- _The task_: Restate the full set of records exactly, word for word.

- _Stored data_:
══════════
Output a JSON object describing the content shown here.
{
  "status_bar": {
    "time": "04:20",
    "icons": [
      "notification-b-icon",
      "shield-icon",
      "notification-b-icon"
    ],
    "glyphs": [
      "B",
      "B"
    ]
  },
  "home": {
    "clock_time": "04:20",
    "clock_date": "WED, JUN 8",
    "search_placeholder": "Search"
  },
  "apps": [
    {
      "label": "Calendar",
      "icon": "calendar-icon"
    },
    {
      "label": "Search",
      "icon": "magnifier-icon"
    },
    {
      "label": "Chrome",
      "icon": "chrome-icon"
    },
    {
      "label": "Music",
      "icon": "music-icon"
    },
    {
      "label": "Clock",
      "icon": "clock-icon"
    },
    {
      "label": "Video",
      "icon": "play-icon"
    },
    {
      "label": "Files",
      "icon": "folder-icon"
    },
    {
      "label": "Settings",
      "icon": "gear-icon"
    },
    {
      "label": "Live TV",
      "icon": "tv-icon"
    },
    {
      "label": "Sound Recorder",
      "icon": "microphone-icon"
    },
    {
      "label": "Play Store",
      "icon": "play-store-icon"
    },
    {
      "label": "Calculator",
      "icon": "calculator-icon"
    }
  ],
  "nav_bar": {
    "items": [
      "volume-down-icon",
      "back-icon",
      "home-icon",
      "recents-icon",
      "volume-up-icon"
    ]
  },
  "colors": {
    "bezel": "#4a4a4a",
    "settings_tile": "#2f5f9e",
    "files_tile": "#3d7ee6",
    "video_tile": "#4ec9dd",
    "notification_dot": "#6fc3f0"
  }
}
══════════
- _Complete output_:
Output a JSON object describing the content shown here.
{
  "status_bar": {
    "time": "04:20",
    "icons": [
      "notification-b-icon",
      "shield-icon",
      "notification-b-icon"
    ],
    "glyphs": [
      "B",
      "B"
    ]
  },
  "home": {
    "clock_time": "04:20",
    "clock_date": "WED, JUN 8",
    "search_placeholder": "Search"
  },
  "apps": [
    {
      "label": "Calendar",
      "icon": "calendar-icon"
    },
    {
      "label": "Search",
      "icon": "magnifier-icon"
    },
    {
      "label": "Chrome",
      "icon": "chrome-icon"
    },
    {
      "label": "Music",
      "icon": "music-icon"
    },
    {
      "label": "Clock",
      "icon": "clock-icon"
    },
    {
      "label": "Video",
      "icon": "play-icon"
    },
    {
      "label": "Files",
      "icon": "folder-icon"
    },
    {
      "label": "Settings",
      "icon": "gear-icon"
    },
    {
      "label": "Live TV",
      "icon": "tv-icon"
    },
    {
      "label": "Sound Recorder",
      "icon": "microphone-icon"
    },
    {
      "label": "Play Store",
      "icon": "play-store-icon"
    },
    {
      "label": "Calculator",
      "icon": "calculator-icon"
    }
  ],
  "nav_bar": {
    "items": [
      "volume-down-icon",
      "back-icon",
      "home-icon",
      "recents-icon",
      "volume-up-icon"
    ]
  },
  "colors": {
    "bezel": "#4a4a4a",
    "settings_tile": "#2f5f9e",
    "files_tile": "#3d7ee6",
    "video_tile": "#4ec9dd",
    "notification_dot": "#6fc3f0"
  }
}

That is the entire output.